┏━━

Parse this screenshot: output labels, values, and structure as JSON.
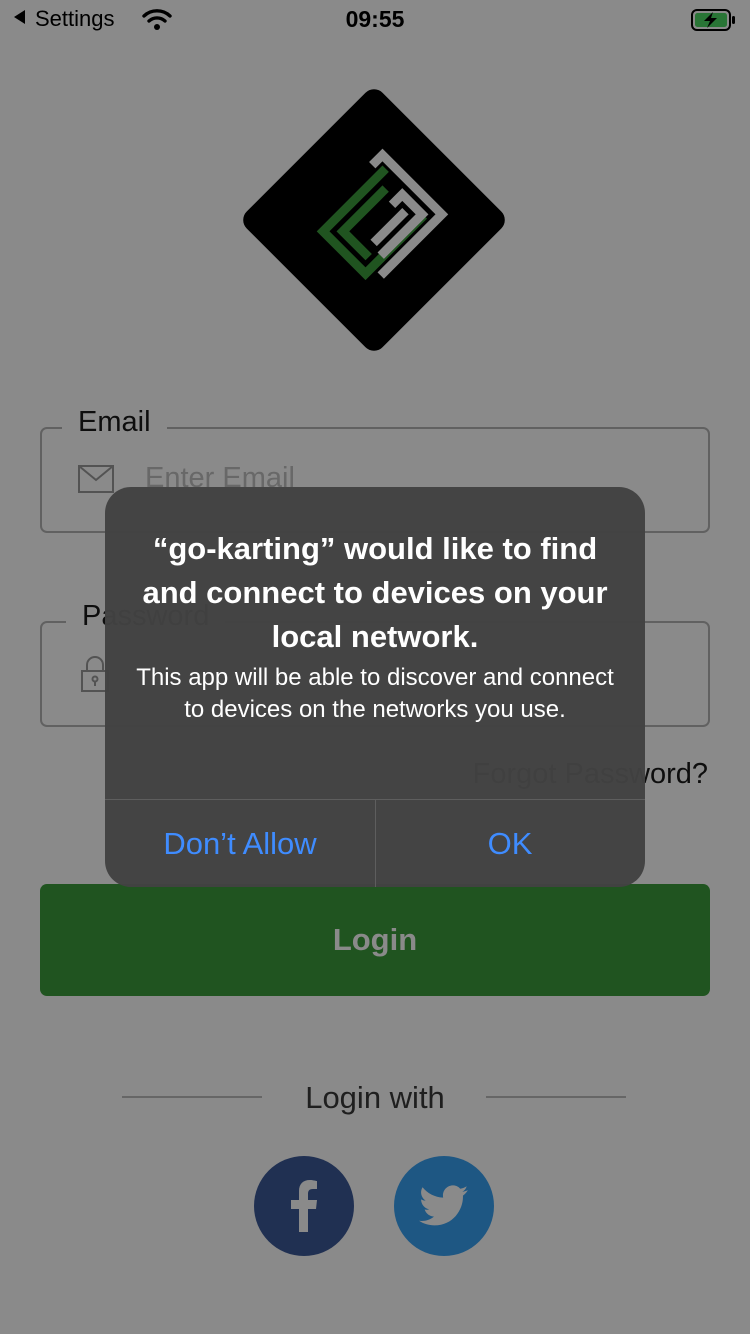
{
  "status_bar": {
    "back_label": "Settings",
    "time": "09:55"
  },
  "form": {
    "email_label": "Email",
    "email_placeholder": "Enter Email",
    "password_label": "Password",
    "forgot_password": "Forgot Password?",
    "login_button": "Login",
    "login_with": "Login with"
  },
  "social": [
    "facebook-icon",
    "twitter-icon"
  ],
  "alert": {
    "title": "“go-karting” would like to find and connect to devices on your local network.",
    "message": "This app will be able to discover and connect to devices on the networks you use.",
    "deny_button": "Don’t Allow",
    "ok_button": "OK"
  },
  "colors": {
    "brand_green": "#3b9c3c",
    "facebook": "#3b5998",
    "twitter": "#38a1f3",
    "alert_button": "#3f8cff"
  }
}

┗━━

Task description -
Go through the material above and copy each line that has the word "Password".

Output below -
    "password_label": "Password",
    "forgot_password": "Forgot Password?",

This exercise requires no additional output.